---- Provided records
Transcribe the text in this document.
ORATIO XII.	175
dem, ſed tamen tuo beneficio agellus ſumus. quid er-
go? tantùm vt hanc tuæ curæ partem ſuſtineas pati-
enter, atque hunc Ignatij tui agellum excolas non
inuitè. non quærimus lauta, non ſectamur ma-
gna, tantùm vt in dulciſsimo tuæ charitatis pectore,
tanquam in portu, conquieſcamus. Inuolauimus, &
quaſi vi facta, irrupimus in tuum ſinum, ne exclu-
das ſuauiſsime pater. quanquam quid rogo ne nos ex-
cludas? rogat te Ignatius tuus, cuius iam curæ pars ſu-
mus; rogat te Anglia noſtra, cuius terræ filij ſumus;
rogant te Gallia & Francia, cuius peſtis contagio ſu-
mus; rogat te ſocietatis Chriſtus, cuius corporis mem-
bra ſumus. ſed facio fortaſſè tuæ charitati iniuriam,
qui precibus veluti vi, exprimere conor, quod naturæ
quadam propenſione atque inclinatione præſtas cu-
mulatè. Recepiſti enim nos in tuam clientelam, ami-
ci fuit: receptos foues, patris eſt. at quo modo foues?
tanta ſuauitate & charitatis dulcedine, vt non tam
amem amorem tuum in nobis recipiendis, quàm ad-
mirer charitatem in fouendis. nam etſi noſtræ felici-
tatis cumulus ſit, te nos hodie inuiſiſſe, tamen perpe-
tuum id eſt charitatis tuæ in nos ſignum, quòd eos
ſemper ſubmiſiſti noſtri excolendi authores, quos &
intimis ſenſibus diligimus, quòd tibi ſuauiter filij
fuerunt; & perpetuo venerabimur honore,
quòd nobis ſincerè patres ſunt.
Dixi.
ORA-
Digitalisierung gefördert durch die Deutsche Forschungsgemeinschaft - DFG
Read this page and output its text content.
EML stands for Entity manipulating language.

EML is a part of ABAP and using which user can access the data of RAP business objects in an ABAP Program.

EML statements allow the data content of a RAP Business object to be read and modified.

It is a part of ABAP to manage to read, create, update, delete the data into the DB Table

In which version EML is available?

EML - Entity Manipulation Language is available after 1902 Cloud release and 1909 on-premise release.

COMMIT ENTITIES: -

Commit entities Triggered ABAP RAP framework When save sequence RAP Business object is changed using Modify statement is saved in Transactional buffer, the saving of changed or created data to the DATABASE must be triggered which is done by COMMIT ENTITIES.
--------
__Work to do__.
Reproduce the material precisely, including every line.

__Result of this exercise__.
Transcribe the text in this document.
ORATIO XII.	175
dem, ſed tamen tuo beneficio agellus ſumus. quid er-
go? tantùm vt hanc tuæ curæ partem ſuſtineas pati-
enter, atque hunc Ignatij tui agellum excolas non
inuitè. non quærimus lauta, non ſectamur ma-
gna, tantùm vt in dulciſsimo tuæ charitatis pectore,
tanquam in portu, conquieſcamus. Inuolauimus, &
quaſi vi facta, irrupimus in tuum ſinum, ne exclu-
das ſuauiſsime pater. quanquam quid rogo ne nos ex-
cludas? rogat te Ignatius tuus, cuius iam curæ pars ſu-
mus; rogat te Anglia noſtra, cuius terræ filij ſumus;
rogant te Gallia & Francia, cuius peſtis contagio ſu-
mus; rogat te ſocietatis Chriſtus, cuius corporis mem-
bra ſumus. ſed facio fortaſſè tuæ charitati iniuriam,
qui precibus veluti vi, exprimere conor, quod naturæ
quadam propenſione atque inclinatione præſtas cu-
mulatè. Recepiſti enim nos in tuam clientelam, ami-
ci fuit: receptos foues, patris eſt. at quo modo foues?
tanta ſuauitate & charitatis dulcedine, vt non tam
amem amorem tuum in nobis recipiendis, quàm ad-
mirer charitatem in fouendis. nam etſi noſtræ felici-
tatis cumulus ſit, te nos hodie inuiſiſſe, tamen perpe-
tuum id eſt charitatis tuæ in nos ſignum, quòd eos
ſemper ſubmiſiſti noſtri excolendi authores, quos &
intimis ſenſibus diligimus, quòd tibi ſuauiter filij
fuerunt; & perpetuo venerabimur honore,
quòd nobis ſincerè patres ſunt.
Dixi.
ORA-
Digitalisierung gefördert durch die Deutsche Forschungsgemeinschaft - DFG
Read this page and output its text content.
EML stands for Entity manipulating language.

EML is a part of ABAP and using which user can access the data of RAP business objects in an ABAP Program.

EML statements allow the data content of a RAP Business object to be read and modified.

It is a part of ABAP to manage to read, create, update, delete the data into the DB Table

In which version EML is available?

EML - Entity Manipulation Language is available after 1902 Cloud release and 1909 on-premise release.

COMMIT ENTITIES: -

Commit entities Triggered ABAP RAP framework When save sequence RAP Business object is changed using Modify statement is saved in Transactional buffer, the saving of changed or created data to the DATABASE must be triggered which is done by COMMIT ENTITIES.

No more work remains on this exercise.